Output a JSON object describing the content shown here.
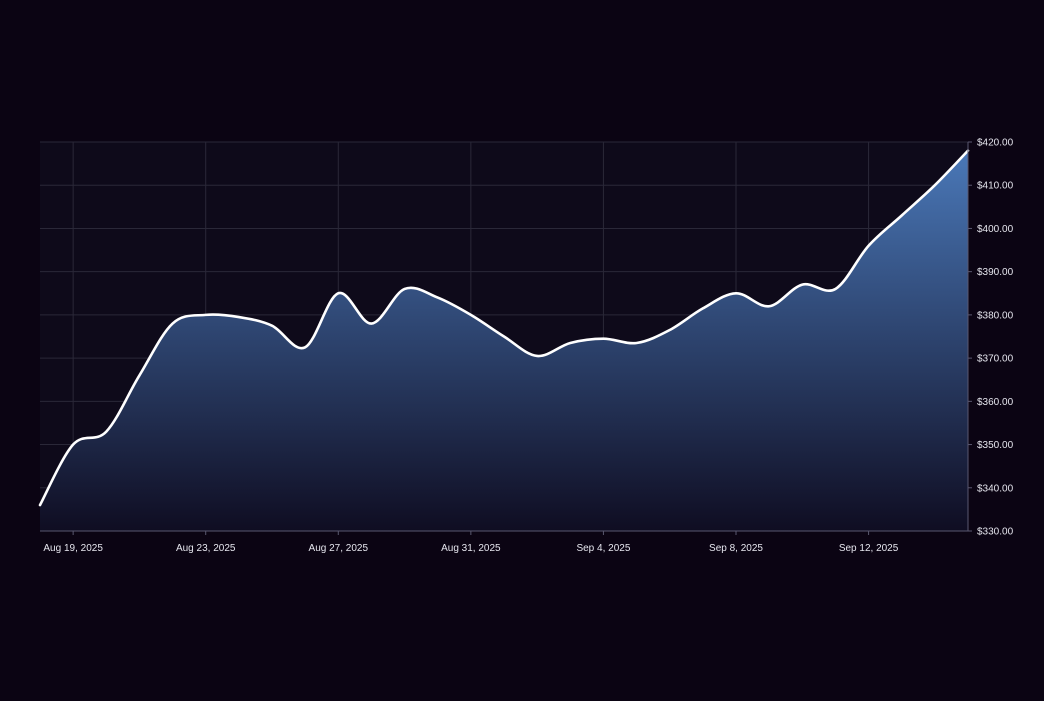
{
  "colors": {
    "page_background": "#0b0413",
    "plot_background": "#0e0a1a",
    "grid": "#2a2838",
    "line": "#ffffff",
    "area_top": "#4a78b8",
    "area_bottom": "#0f0d22",
    "text": "#e6e6ee"
  },
  "chart_data": {
    "type": "area",
    "title": "",
    "xlabel": "",
    "ylabel": "",
    "grid": true,
    "y_axis_side": "right",
    "ylim": [
      330,
      420
    ],
    "xlim": [
      "2025-08-18",
      "2025-09-15"
    ],
    "y_ticks": [
      330,
      340,
      350,
      360,
      370,
      380,
      390,
      400,
      410,
      420
    ],
    "y_tick_labels": [
      "$330.00",
      "$340.00",
      "$350.00",
      "$360.00",
      "$370.00",
      "$380.00",
      "$390.00",
      "$400.00",
      "$410.00",
      "$420.00"
    ],
    "x_ticks": [
      "2025-08-19",
      "2025-08-23",
      "2025-08-27",
      "2025-08-31",
      "2025-09-04",
      "2025-09-08",
      "2025-09-12"
    ],
    "x_tick_labels": [
      "Aug 19, 2025",
      "Aug 23, 2025",
      "Aug 27, 2025",
      "Aug 31, 2025",
      "Sep 4, 2025",
      "Sep 8, 2025",
      "Sep 12, 2025"
    ],
    "series": [
      {
        "points": [
          {
            "x": "2025-08-18",
            "y": 336
          },
          {
            "x": "2025-08-19",
            "y": 350
          },
          {
            "x": "2025-08-20",
            "y": 353
          },
          {
            "x": "2025-08-21",
            "y": 366
          },
          {
            "x": "2025-08-22",
            "y": 378
          },
          {
            "x": "2025-08-23",
            "y": 380
          },
          {
            "x": "2025-08-24",
            "y": 379.5
          },
          {
            "x": "2025-08-25",
            "y": 377.5
          },
          {
            "x": "2025-08-26",
            "y": 372.5
          },
          {
            "x": "2025-08-27",
            "y": 385
          },
          {
            "x": "2025-08-28",
            "y": 378
          },
          {
            "x": "2025-08-29",
            "y": 386
          },
          {
            "x": "2025-08-30",
            "y": 384
          },
          {
            "x": "2025-08-31",
            "y": 380
          },
          {
            "x": "2025-09-01",
            "y": 375
          },
          {
            "x": "2025-09-02",
            "y": 370.5
          },
          {
            "x": "2025-09-03",
            "y": 373.5
          },
          {
            "x": "2025-09-04",
            "y": 374.5
          },
          {
            "x": "2025-09-05",
            "y": 373.5
          },
          {
            "x": "2025-09-06",
            "y": 376.5
          },
          {
            "x": "2025-09-07",
            "y": 381.5
          },
          {
            "x": "2025-09-08",
            "y": 385
          },
          {
            "x": "2025-09-09",
            "y": 382
          },
          {
            "x": "2025-09-10",
            "y": 387
          },
          {
            "x": "2025-09-11",
            "y": 386
          },
          {
            "x": "2025-09-12",
            "y": 396
          },
          {
            "x": "2025-09-13",
            "y": 403
          },
          {
            "x": "2025-09-14",
            "y": 410
          },
          {
            "x": "2025-09-15",
            "y": 418
          }
        ]
      }
    ]
  }
}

What the task requires. Quote the data exactly, leaving every image out of the copy.

Worked answer.
Output a JSON object describing the content shown here.
{
  "colors": {
    "page_background": "#0b0413",
    "plot_background": "#0e0a1a",
    "grid": "#2a2838",
    "line": "#ffffff",
    "area_top": "#4a78b8",
    "area_bottom": "#0f0d22",
    "text": "#e6e6ee"
  },
  "chart_data": {
    "type": "area",
    "title": "",
    "xlabel": "",
    "ylabel": "",
    "grid": true,
    "y_axis_side": "right",
    "ylim": [
      330,
      420
    ],
    "xlim": [
      "2025-08-18",
      "2025-09-15"
    ],
    "y_ticks": [
      330,
      340,
      350,
      360,
      370,
      380,
      390,
      400,
      410,
      420
    ],
    "y_tick_labels": [
      "$330.00",
      "$340.00",
      "$350.00",
      "$360.00",
      "$370.00",
      "$380.00",
      "$390.00",
      "$400.00",
      "$410.00",
      "$420.00"
    ],
    "x_ticks": [
      "2025-08-19",
      "2025-08-23",
      "2025-08-27",
      "2025-08-31",
      "2025-09-04",
      "2025-09-08",
      "2025-09-12"
    ],
    "x_tick_labels": [
      "Aug 19, 2025",
      "Aug 23, 2025",
      "Aug 27, 2025",
      "Aug 31, 2025",
      "Sep 4, 2025",
      "Sep 8, 2025",
      "Sep 12, 2025"
    ],
    "series": [
      {
        "points": [
          {
            "x": "2025-08-18",
            "y": 336
          },
          {
            "x": "2025-08-19",
            "y": 350
          },
          {
            "x": "2025-08-20",
            "y": 353
          },
          {
            "x": "2025-08-21",
            "y": 366
          },
          {
            "x": "2025-08-22",
            "y": 378
          },
          {
            "x": "2025-08-23",
            "y": 380
          },
          {
            "x": "2025-08-24",
            "y": 379.5
          },
          {
            "x": "2025-08-25",
            "y": 377.5
          },
          {
            "x": "2025-08-26",
            "y": 372.5
          },
          {
            "x": "2025-08-27",
            "y": 385
          },
          {
            "x": "2025-08-28",
            "y": 378
          },
          {
            "x": "2025-08-29",
            "y": 386
          },
          {
            "x": "2025-08-30",
            "y": 384
          },
          {
            "x": "2025-08-31",
            "y": 380
          },
          {
            "x": "2025-09-01",
            "y": 375
          },
          {
            "x": "2025-09-02",
            "y": 370.5
          },
          {
            "x": "2025-09-03",
            "y": 373.5
          },
          {
            "x": "2025-09-04",
            "y": 374.5
          },
          {
            "x": "2025-09-05",
            "y": 373.5
          },
          {
            "x": "2025-09-06",
            "y": 376.5
          },
          {
            "x": "2025-09-07",
            "y": 381.5
          },
          {
            "x": "2025-09-08",
            "y": 385
          },
          {
            "x": "2025-09-09",
            "y": 382
          },
          {
            "x": "2025-09-10",
            "y": 387
          },
          {
            "x": "2025-09-11",
            "y": 386
          },
          {
            "x": "2025-09-12",
            "y": 396
          },
          {
            "x": "2025-09-13",
            "y": 403
          },
          {
            "x": "2025-09-14",
            "y": 410
          },
          {
            "x": "2025-09-15",
            "y": 418
          }
        ]
      }
    ]
  }
}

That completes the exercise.